■ Set exercise ■
Extract each line of the data below exactly as written.
--- Entries ---
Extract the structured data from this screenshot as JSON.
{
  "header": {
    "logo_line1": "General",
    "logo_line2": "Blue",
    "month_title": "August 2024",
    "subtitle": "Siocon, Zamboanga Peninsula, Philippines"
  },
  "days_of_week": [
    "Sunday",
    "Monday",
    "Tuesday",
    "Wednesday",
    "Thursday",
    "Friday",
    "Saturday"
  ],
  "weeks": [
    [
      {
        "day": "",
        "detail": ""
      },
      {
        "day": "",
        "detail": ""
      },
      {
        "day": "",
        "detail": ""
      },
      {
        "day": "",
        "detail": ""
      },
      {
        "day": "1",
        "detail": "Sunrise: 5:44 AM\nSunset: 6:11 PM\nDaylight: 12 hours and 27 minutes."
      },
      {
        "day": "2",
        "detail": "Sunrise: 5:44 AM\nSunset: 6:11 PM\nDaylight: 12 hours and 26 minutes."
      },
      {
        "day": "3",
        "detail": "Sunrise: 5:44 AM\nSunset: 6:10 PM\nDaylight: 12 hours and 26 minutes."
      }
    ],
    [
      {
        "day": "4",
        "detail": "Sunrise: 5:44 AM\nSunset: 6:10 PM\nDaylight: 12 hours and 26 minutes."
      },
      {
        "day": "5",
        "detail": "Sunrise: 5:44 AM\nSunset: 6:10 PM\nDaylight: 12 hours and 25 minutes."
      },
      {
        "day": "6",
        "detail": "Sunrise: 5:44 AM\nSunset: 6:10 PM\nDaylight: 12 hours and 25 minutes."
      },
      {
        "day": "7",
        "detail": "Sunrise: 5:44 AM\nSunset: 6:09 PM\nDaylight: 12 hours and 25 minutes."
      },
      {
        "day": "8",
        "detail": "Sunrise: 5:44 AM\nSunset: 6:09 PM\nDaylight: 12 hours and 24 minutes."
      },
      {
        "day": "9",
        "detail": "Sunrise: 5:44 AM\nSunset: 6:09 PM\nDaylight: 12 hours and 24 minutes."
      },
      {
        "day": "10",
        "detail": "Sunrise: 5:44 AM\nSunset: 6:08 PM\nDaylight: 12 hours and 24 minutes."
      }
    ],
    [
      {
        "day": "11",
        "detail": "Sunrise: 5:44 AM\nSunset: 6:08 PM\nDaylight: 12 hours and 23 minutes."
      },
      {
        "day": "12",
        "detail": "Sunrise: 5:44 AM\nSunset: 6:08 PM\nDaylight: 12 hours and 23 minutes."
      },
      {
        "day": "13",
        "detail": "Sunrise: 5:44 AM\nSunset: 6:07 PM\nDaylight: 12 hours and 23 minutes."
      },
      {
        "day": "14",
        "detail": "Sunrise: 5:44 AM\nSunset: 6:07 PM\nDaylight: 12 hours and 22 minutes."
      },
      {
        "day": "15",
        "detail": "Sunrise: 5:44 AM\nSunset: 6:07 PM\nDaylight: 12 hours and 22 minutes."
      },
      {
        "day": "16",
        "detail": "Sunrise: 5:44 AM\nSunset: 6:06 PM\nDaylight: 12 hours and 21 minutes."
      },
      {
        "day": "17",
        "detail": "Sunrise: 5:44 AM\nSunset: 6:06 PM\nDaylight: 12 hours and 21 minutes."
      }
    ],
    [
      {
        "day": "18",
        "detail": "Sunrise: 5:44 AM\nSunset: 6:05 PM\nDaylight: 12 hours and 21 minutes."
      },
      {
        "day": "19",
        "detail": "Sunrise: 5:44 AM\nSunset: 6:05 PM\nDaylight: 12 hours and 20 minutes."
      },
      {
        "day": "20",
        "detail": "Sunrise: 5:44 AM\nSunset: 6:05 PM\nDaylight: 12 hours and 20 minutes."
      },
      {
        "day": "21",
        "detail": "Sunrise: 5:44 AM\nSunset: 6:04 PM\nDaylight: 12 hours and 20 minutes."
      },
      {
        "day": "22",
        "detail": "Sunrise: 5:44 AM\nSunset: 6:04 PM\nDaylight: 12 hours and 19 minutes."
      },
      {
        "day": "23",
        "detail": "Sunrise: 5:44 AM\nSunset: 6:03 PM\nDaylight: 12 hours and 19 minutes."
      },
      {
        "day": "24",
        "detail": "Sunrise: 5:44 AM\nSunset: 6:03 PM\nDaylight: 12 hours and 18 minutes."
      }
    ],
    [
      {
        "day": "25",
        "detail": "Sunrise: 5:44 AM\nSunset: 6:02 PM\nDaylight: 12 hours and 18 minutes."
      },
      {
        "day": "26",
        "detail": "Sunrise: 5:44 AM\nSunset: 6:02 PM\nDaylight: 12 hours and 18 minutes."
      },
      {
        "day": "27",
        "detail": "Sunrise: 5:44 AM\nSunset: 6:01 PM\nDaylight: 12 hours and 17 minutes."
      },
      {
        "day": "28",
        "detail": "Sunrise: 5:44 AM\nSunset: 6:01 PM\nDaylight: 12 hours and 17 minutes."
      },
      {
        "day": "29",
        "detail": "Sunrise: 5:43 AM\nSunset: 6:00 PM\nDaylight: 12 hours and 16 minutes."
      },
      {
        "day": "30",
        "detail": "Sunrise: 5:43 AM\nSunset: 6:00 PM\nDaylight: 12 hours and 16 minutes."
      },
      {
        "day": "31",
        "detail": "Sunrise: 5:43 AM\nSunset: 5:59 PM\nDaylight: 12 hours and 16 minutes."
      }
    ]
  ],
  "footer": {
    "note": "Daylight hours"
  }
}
---
■ Answer for this exercise ■
Extract the structured data from this screenshot as JSON.
{
  "header": {
    "logo_line1": "General",
    "logo_line2": "Blue",
    "month_title": "August 2024",
    "subtitle": "Siocon, Zamboanga Peninsula, Philippines"
  },
  "days_of_week": [
    "Sunday",
    "Monday",
    "Tuesday",
    "Wednesday",
    "Thursday",
    "Friday",
    "Saturday"
  ],
  "weeks": [
    [
      {
        "day": "",
        "detail": ""
      },
      {
        "day": "",
        "detail": ""
      },
      {
        "day": "",
        "detail": ""
      },
      {
        "day": "",
        "detail": ""
      },
      {
        "day": "1",
        "detail": "Sunrise: 5:44 AM\nSunset: 6:11 PM\nDaylight: 12 hours and 27 minutes."
      },
      {
        "day": "2",
        "detail": "Sunrise: 5:44 AM\nSunset: 6:11 PM\nDaylight: 12 hours and 26 minutes."
      },
      {
        "day": "3",
        "detail": "Sunrise: 5:44 AM\nSunset: 6:10 PM\nDaylight: 12 hours and 26 minutes."
      }
    ],
    [
      {
        "day": "4",
        "detail": "Sunrise: 5:44 AM\nSunset: 6:10 PM\nDaylight: 12 hours and 26 minutes."
      },
      {
        "day": "5",
        "detail": "Sunrise: 5:44 AM\nSunset: 6:10 PM\nDaylight: 12 hours and 25 minutes."
      },
      {
        "day": "6",
        "detail": "Sunrise: 5:44 AM\nSunset: 6:10 PM\nDaylight: 12 hours and 25 minutes."
      },
      {
        "day": "7",
        "detail": "Sunrise: 5:44 AM\nSunset: 6:09 PM\nDaylight: 12 hours and 25 minutes."
      },
      {
        "day": "8",
        "detail": "Sunrise: 5:44 AM\nSunset: 6:09 PM\nDaylight: 12 hours and 24 minutes."
      },
      {
        "day": "9",
        "detail": "Sunrise: 5:44 AM\nSunset: 6:09 PM\nDaylight: 12 hours and 24 minutes."
      },
      {
        "day": "10",
        "detail": "Sunrise: 5:44 AM\nSunset: 6:08 PM\nDaylight: 12 hours and 24 minutes."
      }
    ],
    [
      {
        "day": "11",
        "detail": "Sunrise: 5:44 AM\nSunset: 6:08 PM\nDaylight: 12 hours and 23 minutes."
      },
      {
        "day": "12",
        "detail": "Sunrise: 5:44 AM\nSunset: 6:08 PM\nDaylight: 12 hours and 23 minutes."
      },
      {
        "day": "13",
        "detail": "Sunrise: 5:44 AM\nSunset: 6:07 PM\nDaylight: 12 hours and 23 minutes."
      },
      {
        "day": "14",
        "detail": "Sunrise: 5:44 AM\nSunset: 6:07 PM\nDaylight: 12 hours and 22 minutes."
      },
      {
        "day": "15",
        "detail": "Sunrise: 5:44 AM\nSunset: 6:07 PM\nDaylight: 12 hours and 22 minutes."
      },
      {
        "day": "16",
        "detail": "Sunrise: 5:44 AM\nSunset: 6:06 PM\nDaylight: 12 hours and 21 minutes."
      },
      {
        "day": "17",
        "detail": "Sunrise: 5:44 AM\nSunset: 6:06 PM\nDaylight: 12 hours and 21 minutes."
      }
    ],
    [
      {
        "day": "18",
        "detail": "Sunrise: 5:44 AM\nSunset: 6:05 PM\nDaylight: 12 hours and 21 minutes."
      },
      {
        "day": "19",
        "detail": "Sunrise: 5:44 AM\nSunset: 6:05 PM\nDaylight: 12 hours and 20 minutes."
      },
      {
        "day": "20",
        "detail": "Sunrise: 5:44 AM\nSunset: 6:05 PM\nDaylight: 12 hours and 20 minutes."
      },
      {
        "day": "21",
        "detail": "Sunrise: 5:44 AM\nSunset: 6:04 PM\nDaylight: 12 hours and 20 minutes."
      },
      {
        "day": "22",
        "detail": "Sunrise: 5:44 AM\nSunset: 6:04 PM\nDaylight: 12 hours and 19 minutes."
      },
      {
        "day": "23",
        "detail": "Sunrise: 5:44 AM\nSunset: 6:03 PM\nDaylight: 12 hours and 19 minutes."
      },
      {
        "day": "24",
        "detail": "Sunrise: 5:44 AM\nSunset: 6:03 PM\nDaylight: 12 hours and 18 minutes."
      }
    ],
    [
      {
        "day": "25",
        "detail": "Sunrise: 5:44 AM\nSunset: 6:02 PM\nDaylight: 12 hours and 18 minutes."
      },
      {
        "day": "26",
        "detail": "Sunrise: 5:44 AM\nSunset: 6:02 PM\nDaylight: 12 hours and 18 minutes."
      },
      {
        "day": "27",
        "detail": "Sunrise: 5:44 AM\nSunset: 6:01 PM\nDaylight: 12 hours and 17 minutes."
      },
      {
        "day": "28",
        "detail": "Sunrise: 5:44 AM\nSunset: 6:01 PM\nDaylight: 12 hours and 17 minutes."
      },
      {
        "day": "29",
        "detail": "Sunrise: 5:43 AM\nSunset: 6:00 PM\nDaylight: 12 hours and 16 minutes."
      },
      {
        "day": "30",
        "detail": "Sunrise: 5:43 AM\nSunset: 6:00 PM\nDaylight: 12 hours and 16 minutes."
      },
      {
        "day": "31",
        "detail": "Sunrise: 5:43 AM\nSunset: 5:59 PM\nDaylight: 12 hours and 16 minutes."
      }
    ]
  ],
  "footer": {
    "note": "Daylight hours"
  }
}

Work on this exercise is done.